What is required ▸
Each line that holds the word "weiterer" should be returned.

———

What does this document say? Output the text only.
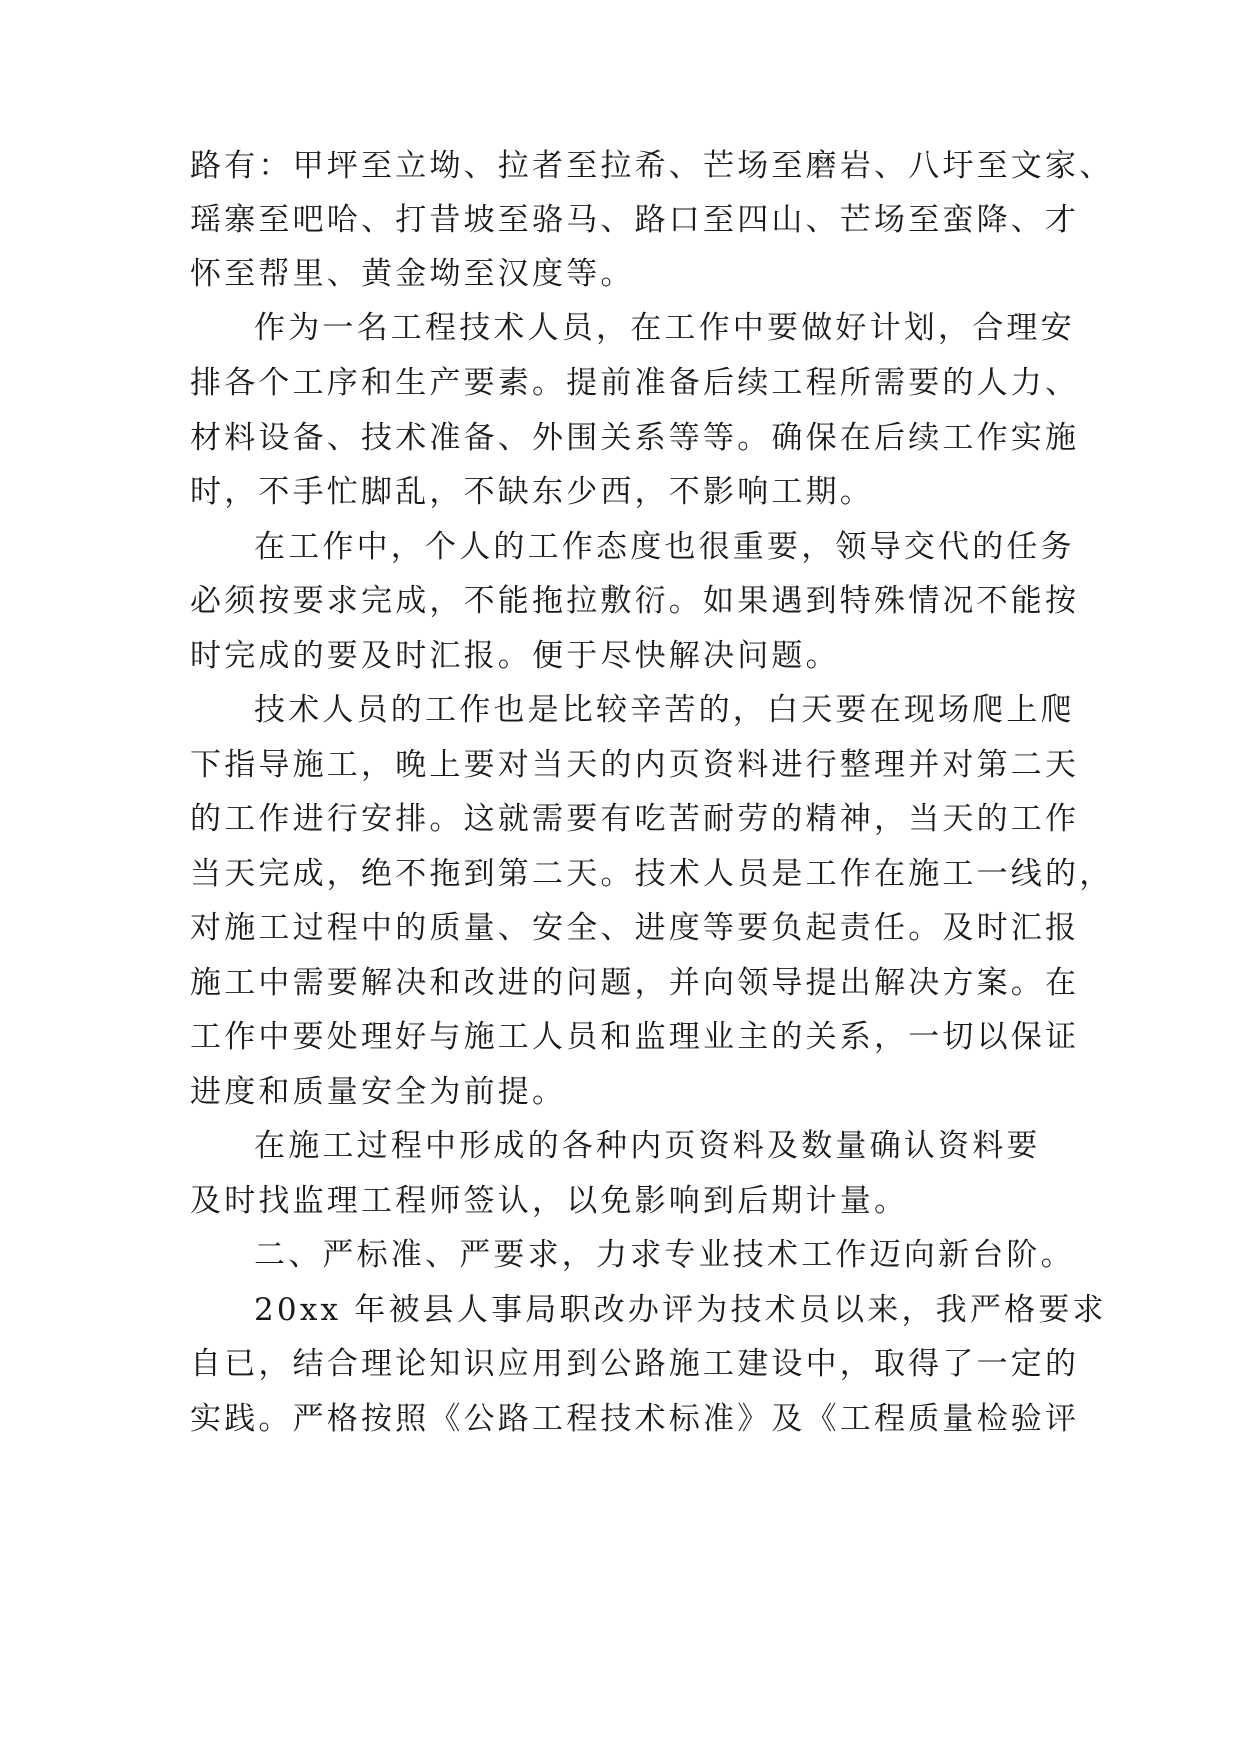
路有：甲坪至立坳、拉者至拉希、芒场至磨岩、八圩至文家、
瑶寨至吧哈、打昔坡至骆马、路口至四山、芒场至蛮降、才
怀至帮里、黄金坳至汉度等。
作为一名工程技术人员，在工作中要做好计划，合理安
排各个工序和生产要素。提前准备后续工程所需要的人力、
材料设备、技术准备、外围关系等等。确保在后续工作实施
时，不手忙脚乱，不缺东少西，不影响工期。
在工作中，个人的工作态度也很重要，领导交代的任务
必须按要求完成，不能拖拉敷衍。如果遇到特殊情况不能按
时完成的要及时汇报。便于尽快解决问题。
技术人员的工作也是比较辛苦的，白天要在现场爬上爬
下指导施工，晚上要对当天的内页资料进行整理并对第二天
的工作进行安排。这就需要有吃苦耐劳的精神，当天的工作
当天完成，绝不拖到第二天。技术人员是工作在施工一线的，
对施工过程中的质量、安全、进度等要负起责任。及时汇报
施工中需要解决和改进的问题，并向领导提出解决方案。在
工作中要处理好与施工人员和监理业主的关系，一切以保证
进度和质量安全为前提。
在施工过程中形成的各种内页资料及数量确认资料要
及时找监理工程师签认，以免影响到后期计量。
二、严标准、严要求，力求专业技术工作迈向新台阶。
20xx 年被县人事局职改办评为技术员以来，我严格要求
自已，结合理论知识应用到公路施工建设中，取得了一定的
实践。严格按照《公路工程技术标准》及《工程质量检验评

———

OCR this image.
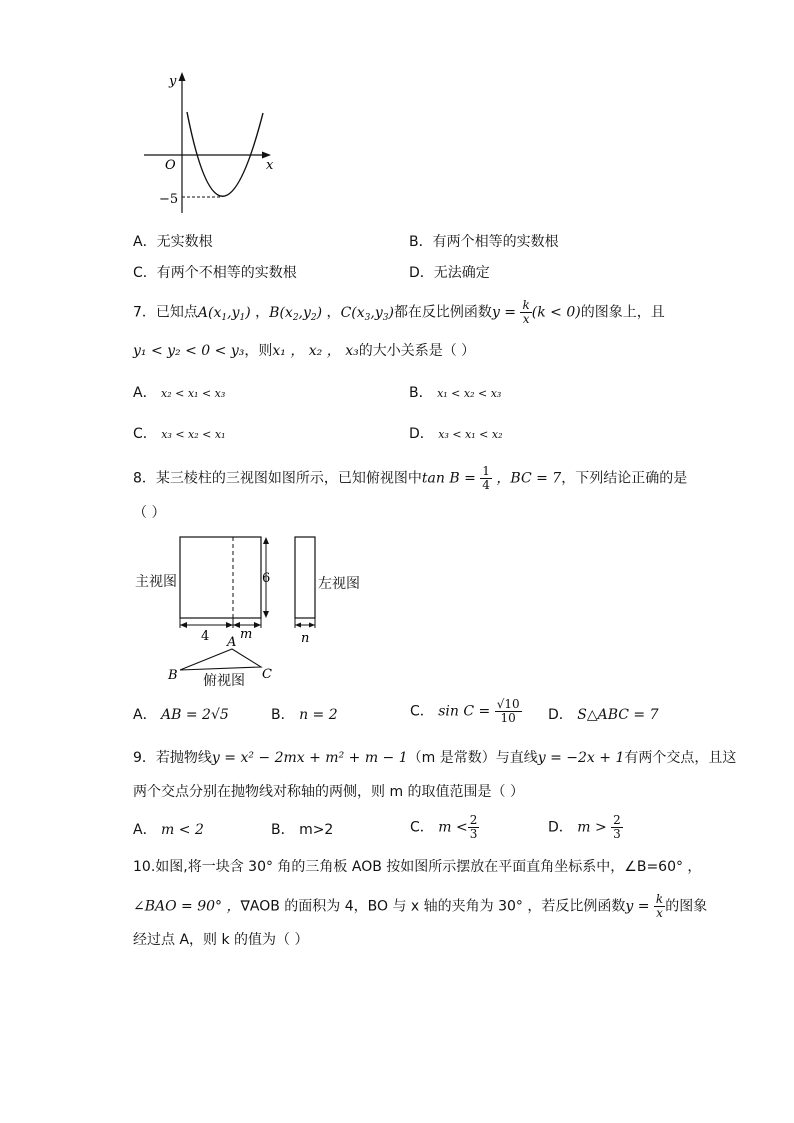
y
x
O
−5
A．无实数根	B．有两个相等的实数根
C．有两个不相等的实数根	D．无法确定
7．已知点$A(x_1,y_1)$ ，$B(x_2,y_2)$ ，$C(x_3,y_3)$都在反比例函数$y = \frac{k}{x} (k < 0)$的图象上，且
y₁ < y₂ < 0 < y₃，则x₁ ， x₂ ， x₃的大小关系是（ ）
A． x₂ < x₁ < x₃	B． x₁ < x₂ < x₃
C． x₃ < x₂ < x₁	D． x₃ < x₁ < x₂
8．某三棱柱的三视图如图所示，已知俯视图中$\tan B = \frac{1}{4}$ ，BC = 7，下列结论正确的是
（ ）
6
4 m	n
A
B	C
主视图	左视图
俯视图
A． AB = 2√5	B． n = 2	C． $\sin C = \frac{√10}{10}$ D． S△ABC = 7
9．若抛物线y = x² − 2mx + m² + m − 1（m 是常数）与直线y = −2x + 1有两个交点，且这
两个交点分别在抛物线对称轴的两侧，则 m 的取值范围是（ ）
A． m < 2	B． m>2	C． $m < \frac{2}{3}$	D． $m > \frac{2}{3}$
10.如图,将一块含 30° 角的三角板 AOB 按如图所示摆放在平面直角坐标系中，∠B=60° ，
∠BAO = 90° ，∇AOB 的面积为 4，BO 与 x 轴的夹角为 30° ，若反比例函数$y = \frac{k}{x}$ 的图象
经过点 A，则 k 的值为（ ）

———

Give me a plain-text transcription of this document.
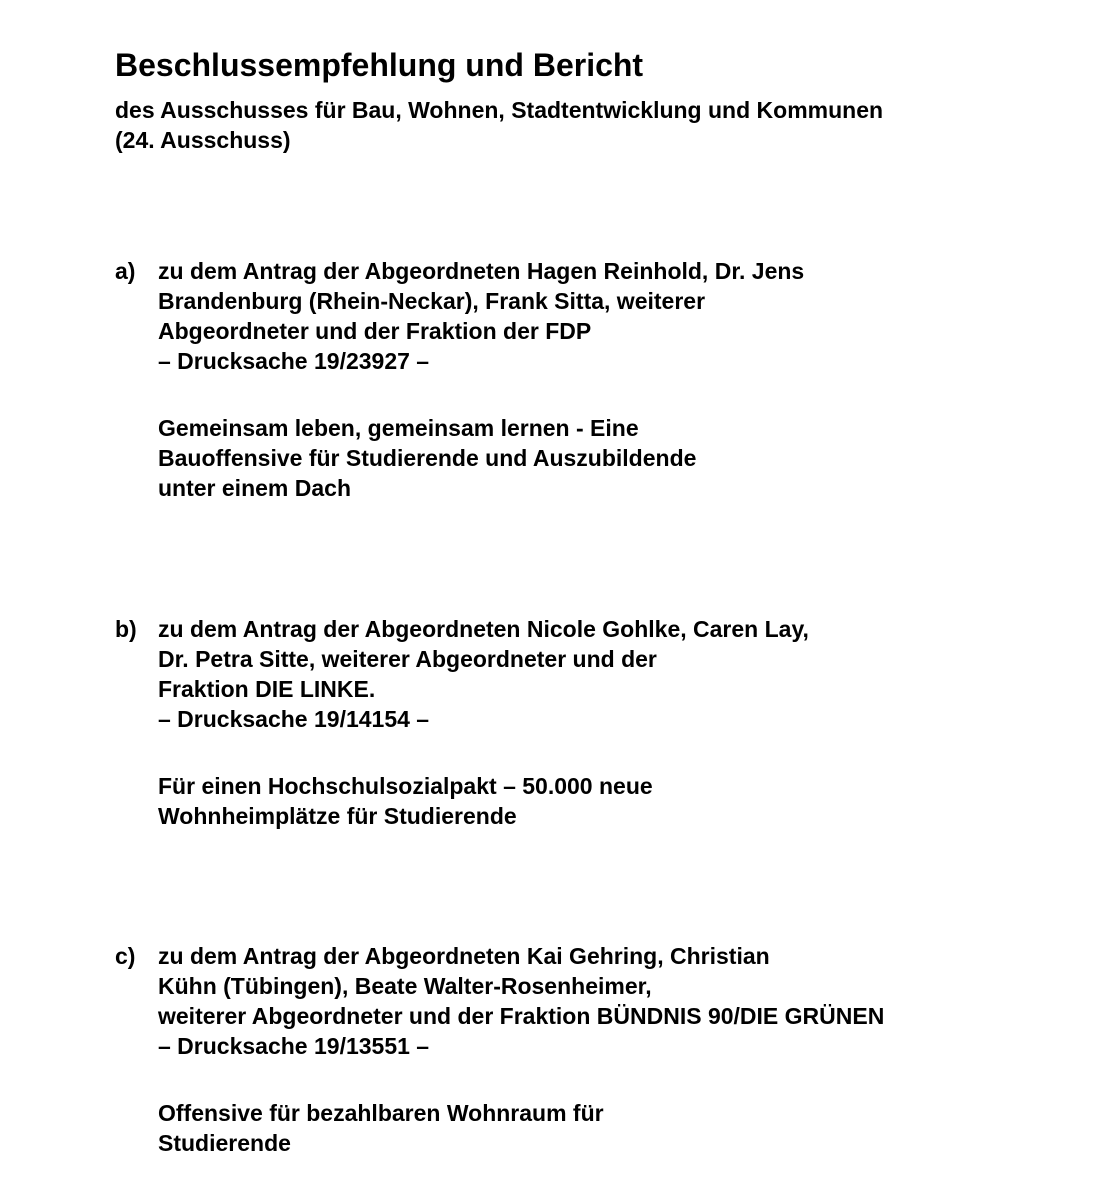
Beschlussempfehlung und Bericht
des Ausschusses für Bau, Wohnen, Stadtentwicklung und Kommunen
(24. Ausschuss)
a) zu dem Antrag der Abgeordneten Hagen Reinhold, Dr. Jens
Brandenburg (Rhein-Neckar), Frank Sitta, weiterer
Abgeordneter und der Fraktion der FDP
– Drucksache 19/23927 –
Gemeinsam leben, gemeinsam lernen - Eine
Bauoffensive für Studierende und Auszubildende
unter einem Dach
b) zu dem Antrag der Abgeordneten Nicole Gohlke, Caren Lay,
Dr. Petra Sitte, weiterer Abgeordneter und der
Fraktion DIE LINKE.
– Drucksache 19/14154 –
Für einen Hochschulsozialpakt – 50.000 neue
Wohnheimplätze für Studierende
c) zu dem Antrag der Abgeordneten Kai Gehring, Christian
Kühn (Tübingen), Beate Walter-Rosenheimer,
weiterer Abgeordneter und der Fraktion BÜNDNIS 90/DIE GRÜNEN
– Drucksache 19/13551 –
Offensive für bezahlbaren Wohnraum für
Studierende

———

The response ▸
Brandenburg (Rhein-Neckar), Frank Sitta, weiterer
Dr. Petra Sitte, weiterer Abgeordneter und der
weiterer Abgeordneter und der Fraktion BÜNDNIS 90/DIE GRÜNEN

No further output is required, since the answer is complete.